### WHAT YOU WILL DO
Copy out all lines that carry the word "omsorg".

** start of PROVIDED ENTRIES **

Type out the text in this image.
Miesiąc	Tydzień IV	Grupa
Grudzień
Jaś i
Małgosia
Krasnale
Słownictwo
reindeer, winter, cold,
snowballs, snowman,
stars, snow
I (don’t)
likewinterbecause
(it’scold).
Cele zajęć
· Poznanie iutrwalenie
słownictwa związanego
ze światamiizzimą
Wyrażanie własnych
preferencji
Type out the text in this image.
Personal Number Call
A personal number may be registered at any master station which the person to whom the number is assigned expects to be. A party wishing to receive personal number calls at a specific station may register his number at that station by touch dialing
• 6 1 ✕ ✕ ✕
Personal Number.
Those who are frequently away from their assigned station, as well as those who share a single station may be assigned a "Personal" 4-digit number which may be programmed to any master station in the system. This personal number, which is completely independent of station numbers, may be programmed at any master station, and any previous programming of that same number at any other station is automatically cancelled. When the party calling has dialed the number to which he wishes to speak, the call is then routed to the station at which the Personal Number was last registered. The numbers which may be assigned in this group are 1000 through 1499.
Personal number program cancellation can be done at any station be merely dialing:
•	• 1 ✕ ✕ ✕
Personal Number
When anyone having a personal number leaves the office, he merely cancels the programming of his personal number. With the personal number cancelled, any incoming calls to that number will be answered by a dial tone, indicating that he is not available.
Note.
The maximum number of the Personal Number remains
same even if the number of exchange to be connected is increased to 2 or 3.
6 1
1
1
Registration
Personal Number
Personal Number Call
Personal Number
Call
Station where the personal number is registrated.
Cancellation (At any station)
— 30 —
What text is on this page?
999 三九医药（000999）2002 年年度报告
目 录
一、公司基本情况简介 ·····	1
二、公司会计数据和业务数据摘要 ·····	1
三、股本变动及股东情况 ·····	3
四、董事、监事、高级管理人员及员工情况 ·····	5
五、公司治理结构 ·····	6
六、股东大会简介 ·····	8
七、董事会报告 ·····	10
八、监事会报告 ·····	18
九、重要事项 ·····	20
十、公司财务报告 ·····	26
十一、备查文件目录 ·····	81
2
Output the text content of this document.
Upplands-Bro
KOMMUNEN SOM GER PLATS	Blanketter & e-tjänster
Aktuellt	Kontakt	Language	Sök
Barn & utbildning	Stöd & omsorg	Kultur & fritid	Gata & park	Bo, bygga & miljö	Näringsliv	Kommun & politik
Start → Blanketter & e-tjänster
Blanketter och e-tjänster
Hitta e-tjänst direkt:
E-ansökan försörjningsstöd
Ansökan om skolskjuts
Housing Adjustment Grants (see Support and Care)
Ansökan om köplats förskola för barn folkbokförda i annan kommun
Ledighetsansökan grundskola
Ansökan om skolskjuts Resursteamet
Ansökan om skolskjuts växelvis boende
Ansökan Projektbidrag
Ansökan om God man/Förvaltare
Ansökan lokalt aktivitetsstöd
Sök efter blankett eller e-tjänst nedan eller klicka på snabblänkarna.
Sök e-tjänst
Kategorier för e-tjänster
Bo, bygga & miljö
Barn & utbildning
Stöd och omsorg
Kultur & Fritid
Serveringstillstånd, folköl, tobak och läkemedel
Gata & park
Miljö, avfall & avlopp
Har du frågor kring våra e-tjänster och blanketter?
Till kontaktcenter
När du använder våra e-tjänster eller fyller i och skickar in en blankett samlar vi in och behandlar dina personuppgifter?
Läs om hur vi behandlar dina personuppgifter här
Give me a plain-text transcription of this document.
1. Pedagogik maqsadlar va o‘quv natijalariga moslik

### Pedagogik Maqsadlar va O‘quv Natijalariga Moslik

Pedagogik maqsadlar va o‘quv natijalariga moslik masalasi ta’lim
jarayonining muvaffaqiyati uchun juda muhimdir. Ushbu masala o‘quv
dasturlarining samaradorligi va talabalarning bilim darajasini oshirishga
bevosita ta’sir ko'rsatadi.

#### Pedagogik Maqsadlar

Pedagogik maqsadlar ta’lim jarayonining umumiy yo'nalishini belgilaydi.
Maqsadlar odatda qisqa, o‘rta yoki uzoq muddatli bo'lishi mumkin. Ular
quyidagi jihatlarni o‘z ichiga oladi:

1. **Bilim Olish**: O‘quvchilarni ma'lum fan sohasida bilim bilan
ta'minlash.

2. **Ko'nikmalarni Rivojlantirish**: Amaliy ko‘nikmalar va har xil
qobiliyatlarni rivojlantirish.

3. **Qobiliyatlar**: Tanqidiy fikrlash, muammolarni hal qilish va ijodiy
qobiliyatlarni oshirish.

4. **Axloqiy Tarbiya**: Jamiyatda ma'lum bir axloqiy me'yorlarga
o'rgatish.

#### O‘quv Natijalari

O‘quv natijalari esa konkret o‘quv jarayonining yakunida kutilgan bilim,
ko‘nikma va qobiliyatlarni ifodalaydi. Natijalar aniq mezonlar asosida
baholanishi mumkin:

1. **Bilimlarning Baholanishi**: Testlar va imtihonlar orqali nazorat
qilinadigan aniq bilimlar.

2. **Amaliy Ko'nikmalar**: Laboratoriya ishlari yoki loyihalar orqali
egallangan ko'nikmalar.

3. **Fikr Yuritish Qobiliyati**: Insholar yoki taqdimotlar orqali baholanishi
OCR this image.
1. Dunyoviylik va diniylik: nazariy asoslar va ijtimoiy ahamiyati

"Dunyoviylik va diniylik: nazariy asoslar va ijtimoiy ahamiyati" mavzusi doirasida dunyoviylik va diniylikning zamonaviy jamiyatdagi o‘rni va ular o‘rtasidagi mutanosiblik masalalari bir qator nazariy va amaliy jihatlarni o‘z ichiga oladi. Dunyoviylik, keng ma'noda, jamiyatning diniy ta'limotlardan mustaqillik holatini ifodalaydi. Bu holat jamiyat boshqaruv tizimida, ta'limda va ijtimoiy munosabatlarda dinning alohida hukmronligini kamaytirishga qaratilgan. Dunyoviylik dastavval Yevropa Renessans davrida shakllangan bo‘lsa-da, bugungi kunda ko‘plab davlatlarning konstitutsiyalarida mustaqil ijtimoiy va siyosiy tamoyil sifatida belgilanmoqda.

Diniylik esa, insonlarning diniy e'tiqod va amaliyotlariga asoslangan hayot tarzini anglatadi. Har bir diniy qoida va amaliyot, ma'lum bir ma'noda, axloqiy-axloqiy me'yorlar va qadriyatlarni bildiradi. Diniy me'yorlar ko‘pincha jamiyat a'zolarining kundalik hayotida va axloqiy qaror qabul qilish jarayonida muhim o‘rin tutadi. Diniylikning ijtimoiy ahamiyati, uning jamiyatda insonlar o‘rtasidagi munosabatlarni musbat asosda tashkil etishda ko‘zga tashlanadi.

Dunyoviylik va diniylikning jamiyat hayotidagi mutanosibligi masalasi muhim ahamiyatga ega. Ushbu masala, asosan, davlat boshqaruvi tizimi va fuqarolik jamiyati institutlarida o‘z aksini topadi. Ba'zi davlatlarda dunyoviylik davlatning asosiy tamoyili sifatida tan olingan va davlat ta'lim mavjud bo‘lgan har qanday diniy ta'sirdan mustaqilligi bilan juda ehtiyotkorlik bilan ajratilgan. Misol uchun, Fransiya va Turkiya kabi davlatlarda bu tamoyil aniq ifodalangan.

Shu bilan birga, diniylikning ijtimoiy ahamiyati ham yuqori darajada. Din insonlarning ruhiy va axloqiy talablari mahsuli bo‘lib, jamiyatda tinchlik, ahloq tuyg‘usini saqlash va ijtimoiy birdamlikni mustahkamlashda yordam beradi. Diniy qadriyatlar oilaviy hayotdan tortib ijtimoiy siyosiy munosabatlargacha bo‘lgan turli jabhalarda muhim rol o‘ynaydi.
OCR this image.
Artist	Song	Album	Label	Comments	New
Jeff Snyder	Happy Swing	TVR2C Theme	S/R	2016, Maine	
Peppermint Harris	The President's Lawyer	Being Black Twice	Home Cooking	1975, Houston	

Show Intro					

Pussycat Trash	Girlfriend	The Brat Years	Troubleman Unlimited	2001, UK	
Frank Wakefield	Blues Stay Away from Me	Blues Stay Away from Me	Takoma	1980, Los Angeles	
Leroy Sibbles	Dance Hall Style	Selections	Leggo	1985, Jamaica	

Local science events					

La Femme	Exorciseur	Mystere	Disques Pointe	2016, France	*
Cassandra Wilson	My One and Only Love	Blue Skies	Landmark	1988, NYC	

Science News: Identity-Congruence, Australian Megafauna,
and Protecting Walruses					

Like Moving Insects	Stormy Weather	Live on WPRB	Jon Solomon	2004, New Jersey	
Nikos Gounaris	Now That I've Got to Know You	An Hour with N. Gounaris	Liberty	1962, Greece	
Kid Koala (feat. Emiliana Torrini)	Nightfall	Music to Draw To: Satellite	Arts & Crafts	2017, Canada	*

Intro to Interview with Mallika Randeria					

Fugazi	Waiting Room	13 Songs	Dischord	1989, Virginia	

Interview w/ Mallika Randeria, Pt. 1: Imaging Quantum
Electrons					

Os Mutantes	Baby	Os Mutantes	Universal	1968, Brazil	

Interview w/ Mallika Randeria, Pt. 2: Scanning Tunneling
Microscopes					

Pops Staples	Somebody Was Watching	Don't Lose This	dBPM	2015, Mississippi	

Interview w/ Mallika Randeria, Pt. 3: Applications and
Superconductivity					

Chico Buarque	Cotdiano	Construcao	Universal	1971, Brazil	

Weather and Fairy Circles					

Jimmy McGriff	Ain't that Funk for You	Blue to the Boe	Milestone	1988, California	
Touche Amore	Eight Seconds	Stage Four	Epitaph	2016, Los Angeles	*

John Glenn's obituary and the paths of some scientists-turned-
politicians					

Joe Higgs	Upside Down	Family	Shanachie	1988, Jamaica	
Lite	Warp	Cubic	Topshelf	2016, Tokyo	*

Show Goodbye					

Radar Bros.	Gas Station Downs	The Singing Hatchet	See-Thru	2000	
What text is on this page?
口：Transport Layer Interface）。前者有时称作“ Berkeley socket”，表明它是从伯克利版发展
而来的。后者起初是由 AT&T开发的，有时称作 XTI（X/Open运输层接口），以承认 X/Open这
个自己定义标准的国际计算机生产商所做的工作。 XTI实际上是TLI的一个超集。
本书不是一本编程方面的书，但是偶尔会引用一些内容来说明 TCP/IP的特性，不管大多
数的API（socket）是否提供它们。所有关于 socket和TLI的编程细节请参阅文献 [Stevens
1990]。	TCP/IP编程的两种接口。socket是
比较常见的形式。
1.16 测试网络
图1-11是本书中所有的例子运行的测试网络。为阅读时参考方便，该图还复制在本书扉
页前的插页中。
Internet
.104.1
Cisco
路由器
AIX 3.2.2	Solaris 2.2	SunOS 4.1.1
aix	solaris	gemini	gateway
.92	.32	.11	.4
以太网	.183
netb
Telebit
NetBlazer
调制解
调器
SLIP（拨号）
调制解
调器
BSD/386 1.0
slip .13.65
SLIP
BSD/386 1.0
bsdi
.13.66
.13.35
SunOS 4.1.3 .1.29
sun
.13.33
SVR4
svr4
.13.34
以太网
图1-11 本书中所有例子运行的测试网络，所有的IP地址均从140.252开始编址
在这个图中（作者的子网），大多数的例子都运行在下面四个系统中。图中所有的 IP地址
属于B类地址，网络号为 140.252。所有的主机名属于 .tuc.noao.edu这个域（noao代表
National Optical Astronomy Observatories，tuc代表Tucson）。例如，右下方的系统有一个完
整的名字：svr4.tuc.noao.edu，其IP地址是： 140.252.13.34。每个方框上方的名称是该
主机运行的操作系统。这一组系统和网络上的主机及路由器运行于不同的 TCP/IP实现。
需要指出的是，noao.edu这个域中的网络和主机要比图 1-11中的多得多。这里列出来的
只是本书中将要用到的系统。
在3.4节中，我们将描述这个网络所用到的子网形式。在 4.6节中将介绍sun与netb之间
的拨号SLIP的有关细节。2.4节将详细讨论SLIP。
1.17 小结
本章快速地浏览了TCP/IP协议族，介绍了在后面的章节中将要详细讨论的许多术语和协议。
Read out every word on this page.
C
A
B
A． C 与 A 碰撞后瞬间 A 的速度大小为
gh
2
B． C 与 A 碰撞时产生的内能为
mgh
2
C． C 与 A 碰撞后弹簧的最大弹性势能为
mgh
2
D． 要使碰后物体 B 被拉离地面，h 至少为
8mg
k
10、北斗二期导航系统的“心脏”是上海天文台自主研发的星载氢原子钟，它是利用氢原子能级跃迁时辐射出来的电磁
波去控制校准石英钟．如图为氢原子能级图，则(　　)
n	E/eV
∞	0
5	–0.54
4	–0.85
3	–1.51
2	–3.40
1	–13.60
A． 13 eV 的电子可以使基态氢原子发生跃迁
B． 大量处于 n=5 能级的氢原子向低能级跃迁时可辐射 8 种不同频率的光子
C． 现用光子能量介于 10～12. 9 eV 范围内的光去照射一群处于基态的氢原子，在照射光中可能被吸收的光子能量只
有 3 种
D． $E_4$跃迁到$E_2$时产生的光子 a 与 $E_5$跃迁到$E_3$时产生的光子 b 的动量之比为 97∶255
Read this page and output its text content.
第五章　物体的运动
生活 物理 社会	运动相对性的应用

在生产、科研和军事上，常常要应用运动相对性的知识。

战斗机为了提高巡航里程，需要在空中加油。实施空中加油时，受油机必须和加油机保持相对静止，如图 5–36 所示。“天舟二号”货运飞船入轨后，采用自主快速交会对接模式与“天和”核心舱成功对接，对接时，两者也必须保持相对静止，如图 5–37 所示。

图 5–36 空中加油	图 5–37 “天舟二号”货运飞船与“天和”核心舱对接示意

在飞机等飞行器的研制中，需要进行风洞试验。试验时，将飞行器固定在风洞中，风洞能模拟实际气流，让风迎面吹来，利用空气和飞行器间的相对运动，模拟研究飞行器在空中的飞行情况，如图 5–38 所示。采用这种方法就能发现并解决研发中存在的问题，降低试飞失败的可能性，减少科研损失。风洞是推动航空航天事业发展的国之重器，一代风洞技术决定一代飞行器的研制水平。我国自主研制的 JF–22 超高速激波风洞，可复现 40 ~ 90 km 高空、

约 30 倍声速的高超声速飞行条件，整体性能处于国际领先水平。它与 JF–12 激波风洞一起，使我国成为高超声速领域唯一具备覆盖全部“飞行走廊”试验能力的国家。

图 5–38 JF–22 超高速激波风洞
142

** end of PROVIDED ENTRIES **

### REPLY TO THE TASK
Barn & utbildning	Stöd & omsorg	Kultur & fritid	Gata & park	Bo, bygga & miljö	Näringsliv	Kommun & politik
Stöd och omsorg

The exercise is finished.